REQUIREMENT: Find the word "will" in the data. Return every line where it appears.

begin DATA FOR PROCESSING

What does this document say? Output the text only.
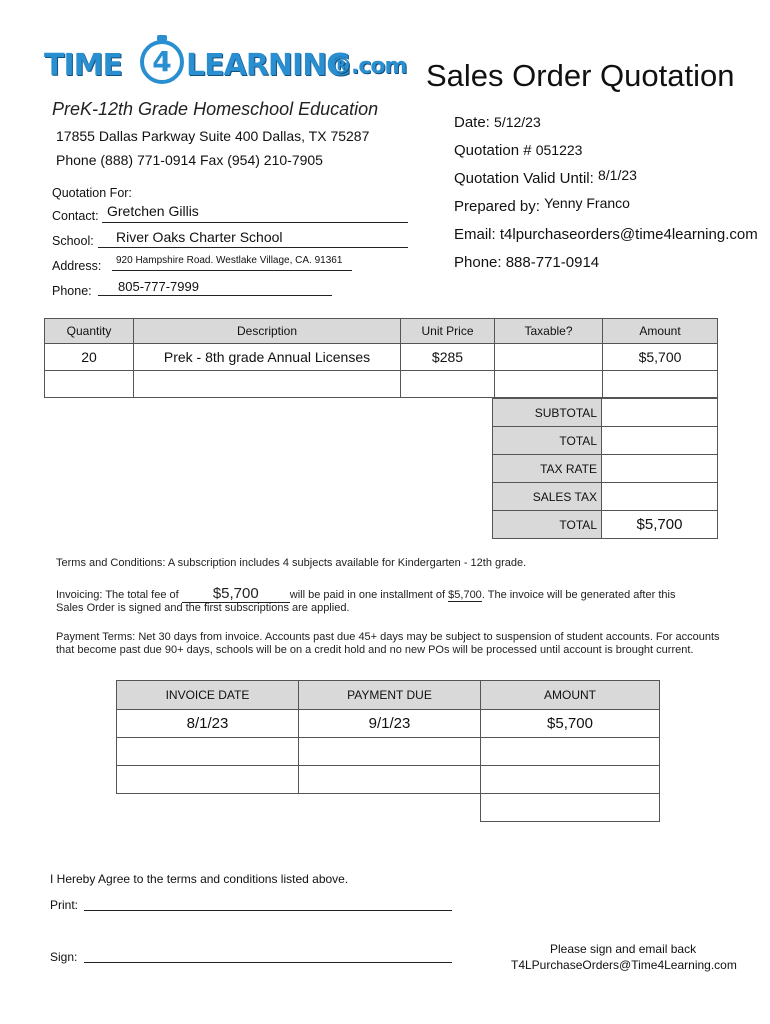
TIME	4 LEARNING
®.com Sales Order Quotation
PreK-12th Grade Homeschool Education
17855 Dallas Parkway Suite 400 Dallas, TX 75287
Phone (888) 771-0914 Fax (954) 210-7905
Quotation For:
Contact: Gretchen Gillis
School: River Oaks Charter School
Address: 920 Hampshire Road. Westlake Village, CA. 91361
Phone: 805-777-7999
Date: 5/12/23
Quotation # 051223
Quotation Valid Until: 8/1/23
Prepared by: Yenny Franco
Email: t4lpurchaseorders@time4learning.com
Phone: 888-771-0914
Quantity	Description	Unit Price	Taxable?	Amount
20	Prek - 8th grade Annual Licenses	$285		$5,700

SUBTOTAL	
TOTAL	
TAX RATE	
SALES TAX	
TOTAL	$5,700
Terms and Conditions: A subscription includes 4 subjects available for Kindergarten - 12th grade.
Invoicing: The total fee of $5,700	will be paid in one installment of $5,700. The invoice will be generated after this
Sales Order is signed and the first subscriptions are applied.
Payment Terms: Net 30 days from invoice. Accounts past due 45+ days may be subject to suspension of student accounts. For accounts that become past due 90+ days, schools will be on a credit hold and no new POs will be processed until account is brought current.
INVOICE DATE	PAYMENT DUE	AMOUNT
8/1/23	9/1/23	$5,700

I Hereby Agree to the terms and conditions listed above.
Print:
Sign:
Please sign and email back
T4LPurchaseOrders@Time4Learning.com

end DATA FOR PROCESSING

SOLUTION TO THE PROBLEM:
Invoicing: The total fee of $5,700	will be paid in one installment of $5,700. The invoice will be generated after this
Payment Terms: Net 30 days from invoice. Accounts past due 45+ days may be subject to suspension of student accounts. For accounts that become past due 90+ days, schools will be on a credit hold and no new POs will be processed until account is brought current.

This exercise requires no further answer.